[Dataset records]
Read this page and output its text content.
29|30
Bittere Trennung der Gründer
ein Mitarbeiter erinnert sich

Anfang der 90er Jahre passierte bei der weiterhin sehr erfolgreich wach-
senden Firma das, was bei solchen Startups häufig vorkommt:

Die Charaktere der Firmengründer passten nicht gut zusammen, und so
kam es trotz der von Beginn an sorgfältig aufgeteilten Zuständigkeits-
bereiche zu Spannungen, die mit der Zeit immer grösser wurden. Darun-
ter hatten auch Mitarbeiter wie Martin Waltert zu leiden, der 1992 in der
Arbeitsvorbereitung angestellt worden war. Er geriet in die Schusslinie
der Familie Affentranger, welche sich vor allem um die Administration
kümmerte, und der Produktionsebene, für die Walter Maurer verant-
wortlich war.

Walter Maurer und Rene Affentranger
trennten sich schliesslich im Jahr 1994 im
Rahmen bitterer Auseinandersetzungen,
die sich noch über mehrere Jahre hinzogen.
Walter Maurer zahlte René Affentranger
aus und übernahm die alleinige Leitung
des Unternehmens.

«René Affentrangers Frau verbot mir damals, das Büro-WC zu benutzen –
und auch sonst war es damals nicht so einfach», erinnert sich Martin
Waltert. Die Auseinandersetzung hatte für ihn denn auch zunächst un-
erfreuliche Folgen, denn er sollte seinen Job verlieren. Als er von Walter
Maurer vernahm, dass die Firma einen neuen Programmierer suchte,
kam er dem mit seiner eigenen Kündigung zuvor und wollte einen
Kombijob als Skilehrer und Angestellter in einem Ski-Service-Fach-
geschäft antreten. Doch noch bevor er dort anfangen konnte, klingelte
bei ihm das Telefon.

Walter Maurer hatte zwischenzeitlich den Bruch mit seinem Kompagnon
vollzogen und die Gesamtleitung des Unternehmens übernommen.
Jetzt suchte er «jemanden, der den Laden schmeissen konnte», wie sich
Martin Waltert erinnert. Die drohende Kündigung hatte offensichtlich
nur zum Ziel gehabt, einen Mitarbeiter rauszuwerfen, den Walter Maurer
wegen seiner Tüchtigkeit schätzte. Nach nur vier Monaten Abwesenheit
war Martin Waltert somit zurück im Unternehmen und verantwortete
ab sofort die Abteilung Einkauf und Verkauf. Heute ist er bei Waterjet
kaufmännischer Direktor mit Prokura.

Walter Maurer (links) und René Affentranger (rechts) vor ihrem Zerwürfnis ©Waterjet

SHORT PROBLEM - Which lines contain the word "konnte"? Copy each of them.

RESULT OF THE TASK -
geschäft antreten. Doch noch bevor er dort anfangen konnte, klingelte
Jetzt suchte er «jemanden, der den Laden schmeissen konnte», wie sich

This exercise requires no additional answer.